To do
Without omitting anything, return the records precisely as given.

Data for the task
■ ■ ■ ■
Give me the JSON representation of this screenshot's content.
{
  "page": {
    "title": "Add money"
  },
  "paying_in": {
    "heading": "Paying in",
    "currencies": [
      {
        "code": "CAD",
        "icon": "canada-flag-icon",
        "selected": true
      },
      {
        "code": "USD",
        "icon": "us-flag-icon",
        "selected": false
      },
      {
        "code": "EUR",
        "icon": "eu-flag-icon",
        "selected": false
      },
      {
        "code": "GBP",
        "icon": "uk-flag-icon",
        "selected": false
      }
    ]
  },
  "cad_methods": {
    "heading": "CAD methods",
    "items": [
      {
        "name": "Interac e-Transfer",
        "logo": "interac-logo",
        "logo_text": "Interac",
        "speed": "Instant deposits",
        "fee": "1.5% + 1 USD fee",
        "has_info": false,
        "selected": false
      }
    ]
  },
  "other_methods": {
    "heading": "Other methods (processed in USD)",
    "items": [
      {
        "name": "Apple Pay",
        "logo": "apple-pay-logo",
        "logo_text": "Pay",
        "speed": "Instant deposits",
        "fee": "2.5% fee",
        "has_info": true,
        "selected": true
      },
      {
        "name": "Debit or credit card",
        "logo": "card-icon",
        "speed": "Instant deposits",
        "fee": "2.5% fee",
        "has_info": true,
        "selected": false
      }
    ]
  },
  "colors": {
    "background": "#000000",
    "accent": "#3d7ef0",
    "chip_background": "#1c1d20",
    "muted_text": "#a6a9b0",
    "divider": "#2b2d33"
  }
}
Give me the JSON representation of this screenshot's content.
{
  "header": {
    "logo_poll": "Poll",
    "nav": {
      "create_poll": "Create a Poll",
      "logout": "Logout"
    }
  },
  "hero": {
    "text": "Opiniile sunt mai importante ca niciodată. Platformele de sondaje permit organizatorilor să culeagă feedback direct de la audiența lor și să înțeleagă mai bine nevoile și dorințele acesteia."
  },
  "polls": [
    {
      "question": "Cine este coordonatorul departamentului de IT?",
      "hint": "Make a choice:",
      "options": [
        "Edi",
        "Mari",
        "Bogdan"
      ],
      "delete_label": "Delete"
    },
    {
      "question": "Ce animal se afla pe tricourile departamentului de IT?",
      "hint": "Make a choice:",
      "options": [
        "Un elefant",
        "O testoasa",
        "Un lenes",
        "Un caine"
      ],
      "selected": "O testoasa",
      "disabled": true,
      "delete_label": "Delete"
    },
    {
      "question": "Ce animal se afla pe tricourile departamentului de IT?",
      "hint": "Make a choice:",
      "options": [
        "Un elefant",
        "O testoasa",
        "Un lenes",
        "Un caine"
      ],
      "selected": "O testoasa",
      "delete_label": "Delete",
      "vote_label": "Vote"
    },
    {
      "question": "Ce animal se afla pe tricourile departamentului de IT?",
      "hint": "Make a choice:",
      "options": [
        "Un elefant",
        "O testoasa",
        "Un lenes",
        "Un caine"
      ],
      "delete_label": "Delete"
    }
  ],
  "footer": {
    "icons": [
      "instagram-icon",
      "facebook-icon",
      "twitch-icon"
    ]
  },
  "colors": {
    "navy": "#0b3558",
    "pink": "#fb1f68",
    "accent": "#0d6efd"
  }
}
■ ■ ■ ■
Expected output
Give me the JSON representation of this screenshot's content.
{
  "page": {
    "title": "Add money"
  },
  "paying_in": {
    "heading": "Paying in",
    "currencies": [
      {
        "code": "CAD",
        "icon": "canada-flag-icon",
        "selected": true
      },
      {
        "code": "USD",
        "icon": "us-flag-icon",
        "selected": false
      },
      {
        "code": "EUR",
        "icon": "eu-flag-icon",
        "selected": false
      },
      {
        "code": "GBP",
        "icon": "uk-flag-icon",
        "selected": false
      }
    ]
  },
  "cad_methods": {
    "heading": "CAD methods",
    "items": [
      {
        "name": "Interac e-Transfer",
        "logo": "interac-logo",
        "logo_text": "Interac",
        "speed": "Instant deposits",
        "fee": "1.5% + 1 USD fee",
        "has_info": false,
        "selected": false
      }
    ]
  },
  "other_methods": {
    "heading": "Other methods (processed in USD)",
    "items": [
      {
        "name": "Apple Pay",
        "logo": "apple-pay-logo",
        "logo_text": "Pay",
        "speed": "Instant deposits",
        "fee": "2.5% fee",
        "has_info": true,
        "selected": true
      },
      {
        "name": "Debit or credit card",
        "logo": "card-icon",
        "speed": "Instant deposits",
        "fee": "2.5% fee",
        "has_info": true,
        "selected": false
      }
    ]
  },
  "colors": {
    "background": "#000000",
    "accent": "#3d7ef0",
    "chip_background": "#1c1d20",
    "muted_text": "#a6a9b0",
    "divider": "#2b2d33"
  }
}
Give me the JSON representation of this screenshot's content.
{
  "header": {
    "logo_poll": "Poll",
    "nav": {
      "create_poll": "Create a Poll",
      "logout": "Logout"
    }
  },
  "hero": {
    "text": "Opiniile sunt mai importante ca niciodată. Platformele de sondaje permit organizatorilor să culeagă feedback direct de la audiența lor și să înțeleagă mai bine nevoile și dorințele acesteia."
  },
  "polls": [
    {
      "question": "Cine este coordonatorul departamentului de IT?",
      "hint": "Make a choice:",
      "options": [
        "Edi",
        "Mari",
        "Bogdan"
      ],
      "delete_label": "Delete"
    },
    {
      "question": "Ce animal se afla pe tricourile departamentului de IT?",
      "hint": "Make a choice:",
      "options": [
        "Un elefant",
        "O testoasa",
        "Un lenes",
        "Un caine"
      ],
      "selected": "O testoasa",
      "disabled": true,
      "delete_label": "Delete"
    },
    {
      "question": "Ce animal se afla pe tricourile departamentului de IT?",
      "hint": "Make a choice:",
      "options": [
        "Un elefant",
        "O testoasa",
        "Un lenes",
        "Un caine"
      ],
      "selected": "O testoasa",
      "delete_label": "Delete",
      "vote_label": "Vote"
    },
    {
      "question": "Ce animal se afla pe tricourile departamentului de IT?",
      "hint": "Make a choice:",
      "options": [
        "Un elefant",
        "O testoasa",
        "Un lenes",
        "Un caine"
      ],
      "delete_label": "Delete"
    }
  ],
  "footer": {
    "icons": [
      "instagram-icon",
      "facebook-icon",
      "twitch-icon"
    ]
  },
  "colors": {
    "navy": "#0b3558",
    "pink": "#fb1f68",
    "accent": "#0d6efd"
  }
}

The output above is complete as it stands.